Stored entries
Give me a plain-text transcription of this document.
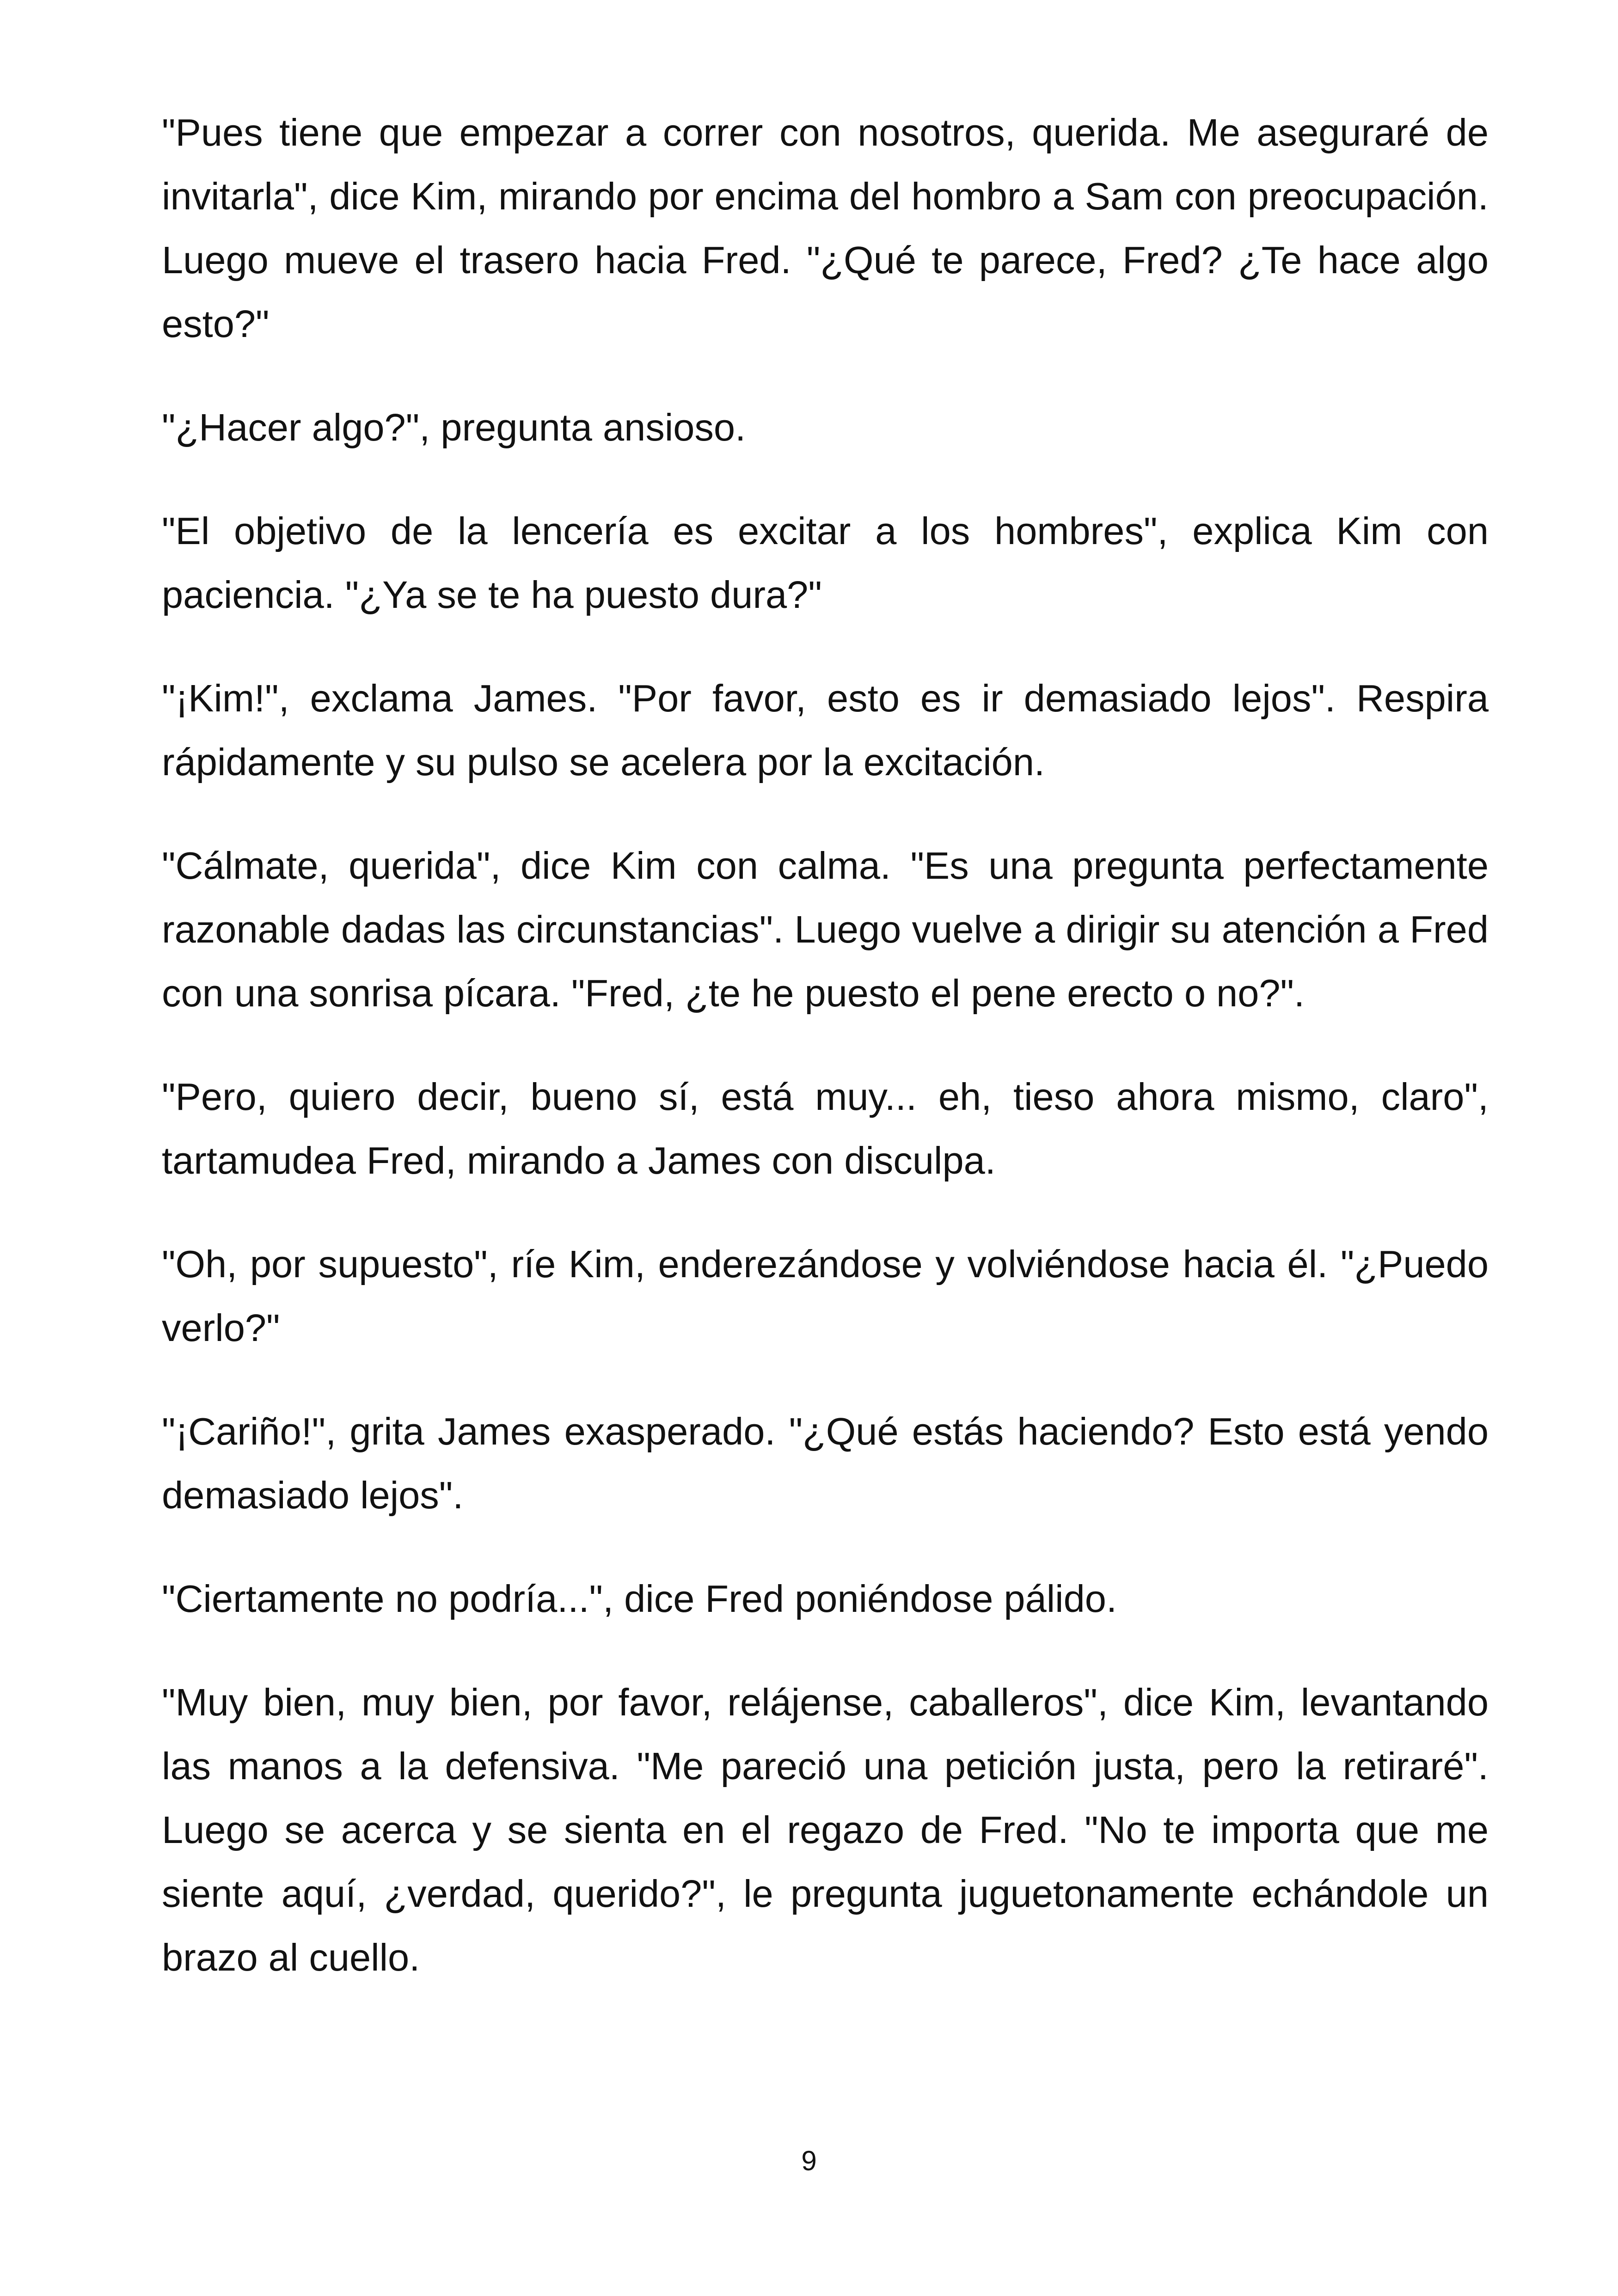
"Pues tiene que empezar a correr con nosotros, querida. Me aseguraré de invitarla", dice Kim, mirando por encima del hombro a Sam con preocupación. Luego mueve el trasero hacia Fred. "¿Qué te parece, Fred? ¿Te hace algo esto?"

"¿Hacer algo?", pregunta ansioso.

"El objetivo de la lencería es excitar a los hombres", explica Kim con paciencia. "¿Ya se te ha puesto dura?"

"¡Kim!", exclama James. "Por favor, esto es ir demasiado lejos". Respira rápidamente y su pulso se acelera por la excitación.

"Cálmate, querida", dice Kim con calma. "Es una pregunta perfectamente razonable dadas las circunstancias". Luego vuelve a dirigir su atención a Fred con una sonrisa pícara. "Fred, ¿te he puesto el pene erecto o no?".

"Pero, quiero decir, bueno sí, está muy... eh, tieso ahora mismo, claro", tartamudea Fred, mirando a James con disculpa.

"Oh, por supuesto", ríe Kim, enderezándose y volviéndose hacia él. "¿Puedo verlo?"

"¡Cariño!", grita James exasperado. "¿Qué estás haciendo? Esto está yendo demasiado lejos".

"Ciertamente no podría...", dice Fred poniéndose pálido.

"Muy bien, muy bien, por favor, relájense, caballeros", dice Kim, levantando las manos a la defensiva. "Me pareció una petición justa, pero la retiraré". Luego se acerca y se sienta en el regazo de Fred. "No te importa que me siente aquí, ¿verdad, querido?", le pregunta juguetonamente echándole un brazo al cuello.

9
* * *
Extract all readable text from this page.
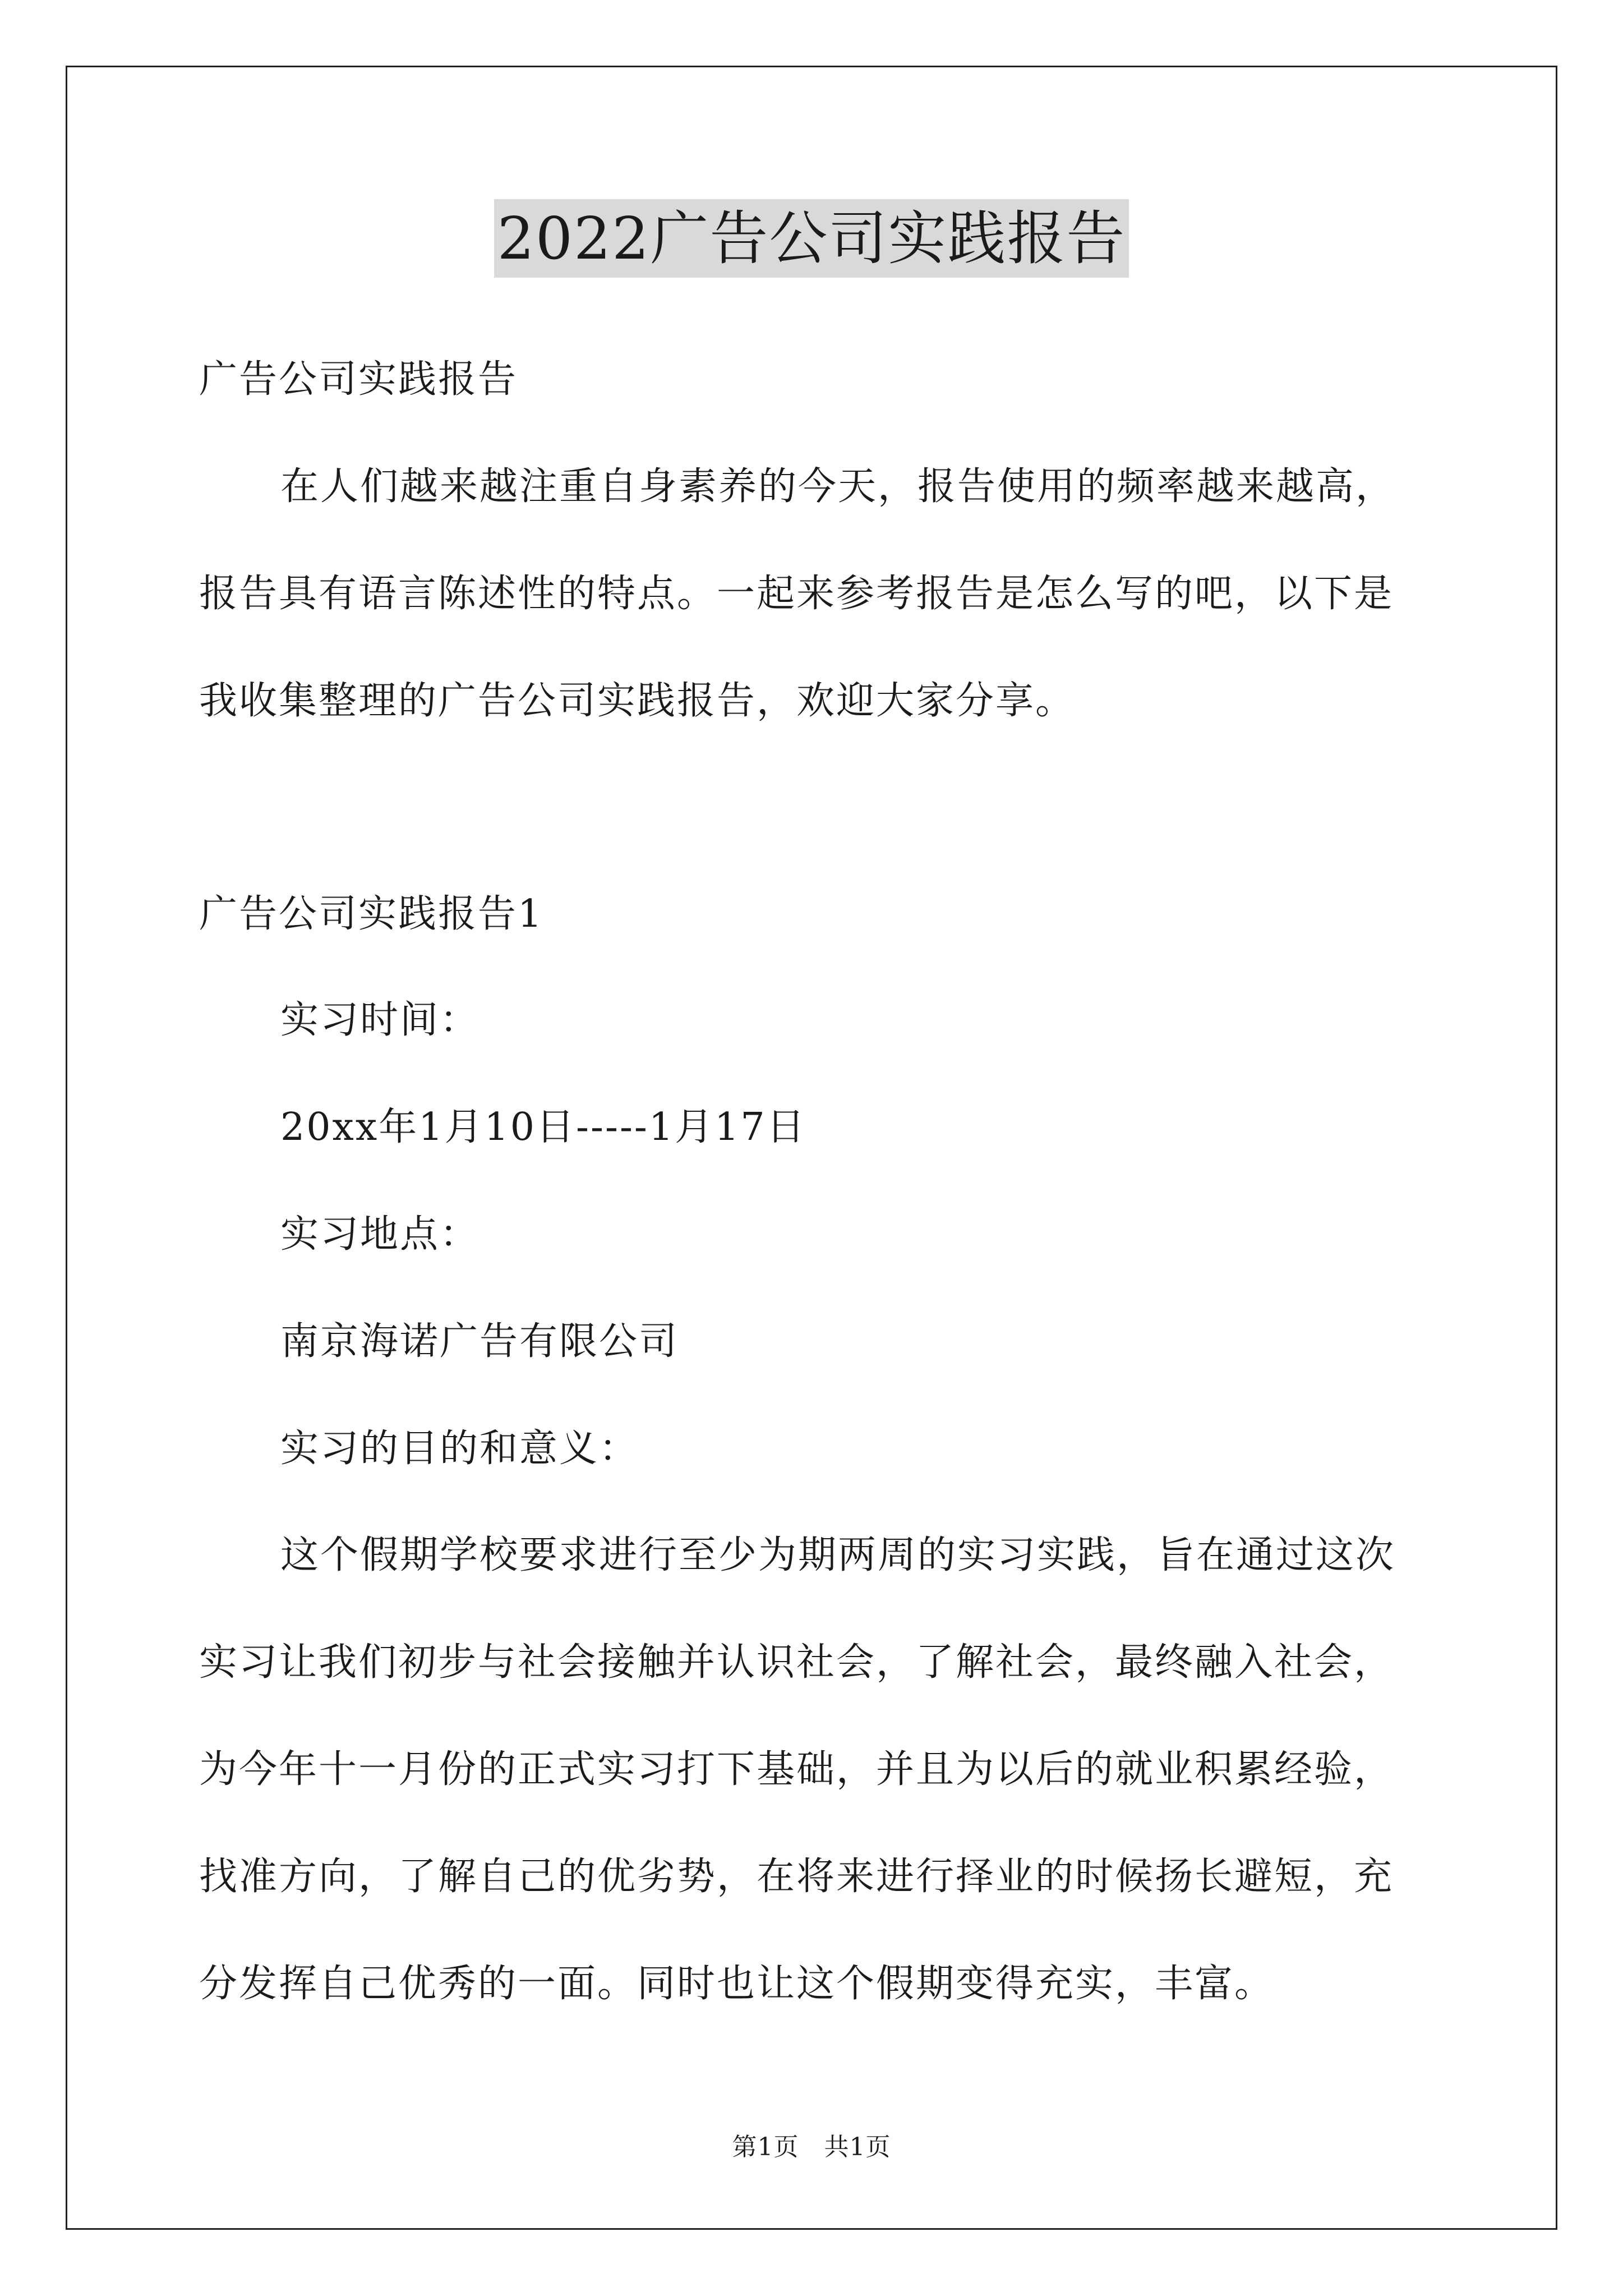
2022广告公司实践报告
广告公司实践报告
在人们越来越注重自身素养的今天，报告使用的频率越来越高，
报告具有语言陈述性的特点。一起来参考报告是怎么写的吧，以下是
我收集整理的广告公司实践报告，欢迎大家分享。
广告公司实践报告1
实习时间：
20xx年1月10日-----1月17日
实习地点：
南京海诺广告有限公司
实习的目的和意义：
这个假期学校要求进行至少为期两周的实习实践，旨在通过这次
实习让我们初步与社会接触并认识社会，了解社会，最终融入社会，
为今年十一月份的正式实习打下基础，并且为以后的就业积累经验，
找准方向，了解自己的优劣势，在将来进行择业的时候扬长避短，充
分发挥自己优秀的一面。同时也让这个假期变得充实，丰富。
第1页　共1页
...
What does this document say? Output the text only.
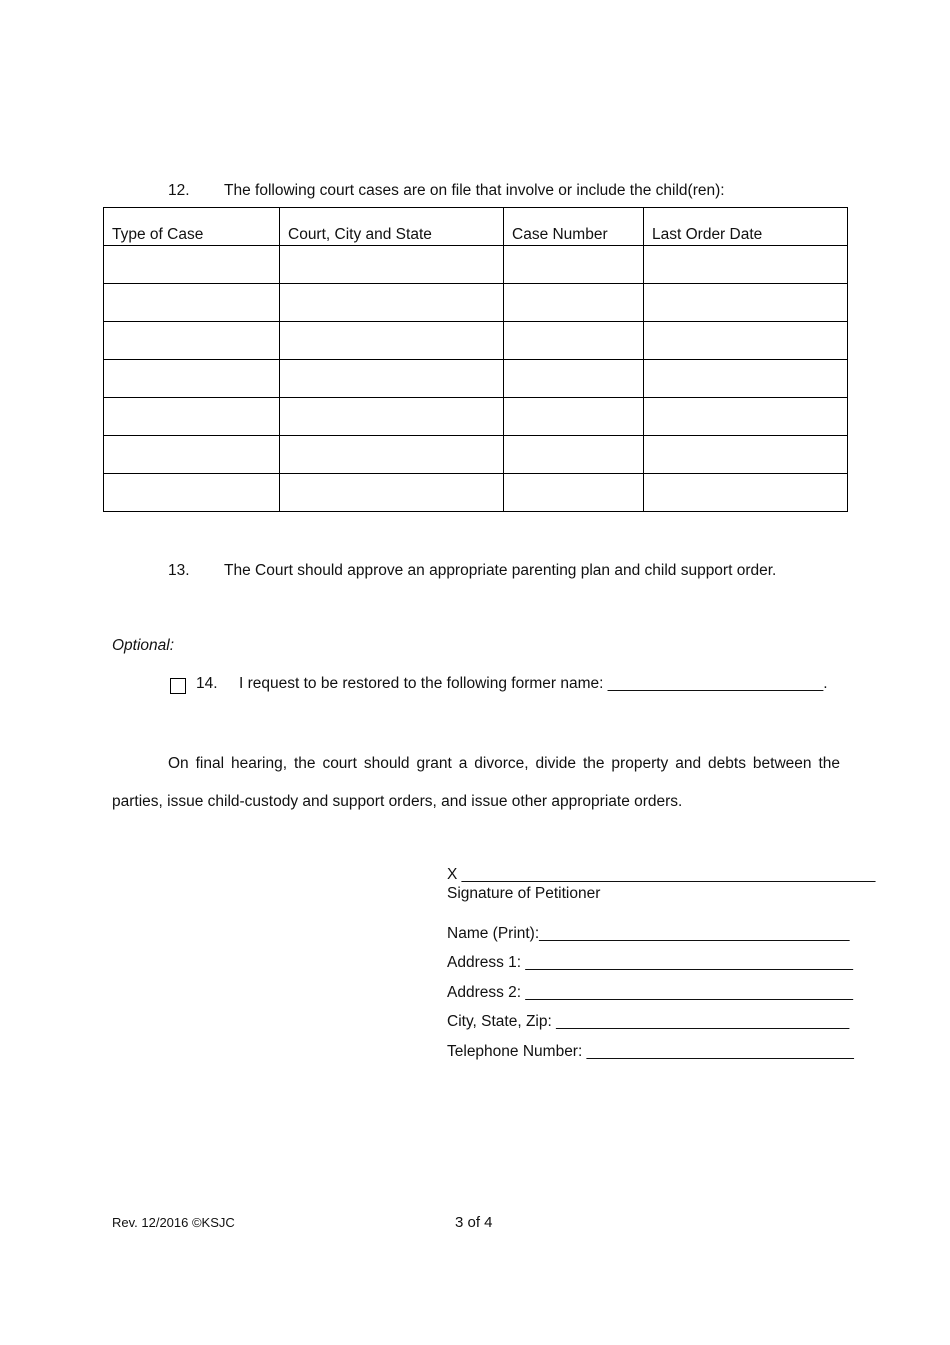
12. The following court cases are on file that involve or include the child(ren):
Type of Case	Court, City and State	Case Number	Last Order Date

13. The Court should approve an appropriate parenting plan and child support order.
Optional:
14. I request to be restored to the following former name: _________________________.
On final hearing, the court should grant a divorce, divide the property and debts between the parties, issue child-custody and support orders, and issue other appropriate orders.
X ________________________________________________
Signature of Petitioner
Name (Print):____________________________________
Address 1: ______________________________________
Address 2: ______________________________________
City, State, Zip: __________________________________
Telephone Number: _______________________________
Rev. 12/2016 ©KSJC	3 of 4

# Instructions for the task:
Gather from the records above every line containing the string "support".

# Result of the exercise:
13. The Court should approve an appropriate parenting plan and child support order.
On final hearing, the court should grant a divorce, divide the property and debts between the parties, issue child-custody and support orders, and issue other appropriate orders.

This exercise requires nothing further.